▸ **Problem requirements**: Print every line of this listing back without changing anything.

(Layout element entries)
※

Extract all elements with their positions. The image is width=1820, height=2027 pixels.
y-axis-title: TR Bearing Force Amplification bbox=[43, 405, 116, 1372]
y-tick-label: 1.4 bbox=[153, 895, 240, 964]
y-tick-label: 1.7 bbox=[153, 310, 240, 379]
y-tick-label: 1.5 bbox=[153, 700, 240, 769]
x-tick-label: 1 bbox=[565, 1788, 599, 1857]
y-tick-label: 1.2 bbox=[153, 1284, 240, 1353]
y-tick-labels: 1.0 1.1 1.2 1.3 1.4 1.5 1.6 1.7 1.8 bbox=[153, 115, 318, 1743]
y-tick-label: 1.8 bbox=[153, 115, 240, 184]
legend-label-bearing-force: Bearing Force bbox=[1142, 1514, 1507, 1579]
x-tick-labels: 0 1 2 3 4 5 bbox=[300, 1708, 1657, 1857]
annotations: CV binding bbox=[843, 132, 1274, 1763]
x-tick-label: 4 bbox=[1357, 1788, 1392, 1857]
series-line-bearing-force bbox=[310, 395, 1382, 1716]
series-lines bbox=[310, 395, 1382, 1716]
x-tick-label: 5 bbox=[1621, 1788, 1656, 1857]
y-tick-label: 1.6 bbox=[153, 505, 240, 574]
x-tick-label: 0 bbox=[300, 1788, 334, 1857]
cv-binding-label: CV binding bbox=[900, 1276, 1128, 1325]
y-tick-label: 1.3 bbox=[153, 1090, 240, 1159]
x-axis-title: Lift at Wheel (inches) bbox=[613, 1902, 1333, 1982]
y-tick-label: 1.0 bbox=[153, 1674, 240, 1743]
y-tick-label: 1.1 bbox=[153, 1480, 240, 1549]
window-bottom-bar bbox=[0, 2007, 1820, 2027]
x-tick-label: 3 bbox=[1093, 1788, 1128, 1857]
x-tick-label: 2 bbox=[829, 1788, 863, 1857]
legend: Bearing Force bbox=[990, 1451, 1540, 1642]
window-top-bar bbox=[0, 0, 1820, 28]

※

▸ **The result**:
Extract all elements with their positions. The image is width=1820, height=2027 pixels.
y-axis-title: TR Bearing Force Amplification bbox=[43, 405, 116, 1372]
y-tick-label: 1.4 bbox=[153, 895, 240, 964]
y-tick-label: 1.7 bbox=[153, 310, 240, 379]
y-tick-label: 1.5 bbox=[153, 700, 240, 769]
x-tick-label: 1 bbox=[565, 1788, 599, 1857]
y-tick-label: 1.2 bbox=[153, 1284, 240, 1353]
y-tick-labels: 1.0 1.1 1.2 1.3 1.4 1.5 1.6 1.7 1.8 bbox=[153, 115, 318, 1743]
y-tick-label: 1.8 bbox=[153, 115, 240, 184]
legend-label-bearing-force: Bearing Force bbox=[1142, 1514, 1507, 1579]
x-tick-labels: 0 1 2 3 4 5 bbox=[300, 1708, 1657, 1857]
annotations: CV binding bbox=[843, 132, 1274, 1763]
x-tick-label: 4 bbox=[1357, 1788, 1392, 1857]
series-line-bearing-force bbox=[310, 395, 1382, 1716]
series-lines bbox=[310, 395, 1382, 1716]
x-tick-label: 5 bbox=[1621, 1788, 1656, 1857]
y-tick-label: 1.6 bbox=[153, 505, 240, 574]
x-tick-label: 0 bbox=[300, 1788, 334, 1857]
cv-binding-label: CV binding bbox=[900, 1276, 1128, 1325]
y-tick-label: 1.3 bbox=[153, 1090, 240, 1159]
x-axis-title: Lift at Wheel (inches) bbox=[613, 1902, 1333, 1982]
y-tick-label: 1.0 bbox=[153, 1674, 240, 1743]
y-tick-label: 1.1 bbox=[153, 1480, 240, 1549]
window-bottom-bar bbox=[0, 2007, 1820, 2027]
x-tick-label: 3 bbox=[1093, 1788, 1128, 1857]
x-tick-label: 2 bbox=[829, 1788, 863, 1857]
legend: Bearing Force bbox=[990, 1451, 1540, 1642]
window-top-bar bbox=[0, 0, 1820, 28]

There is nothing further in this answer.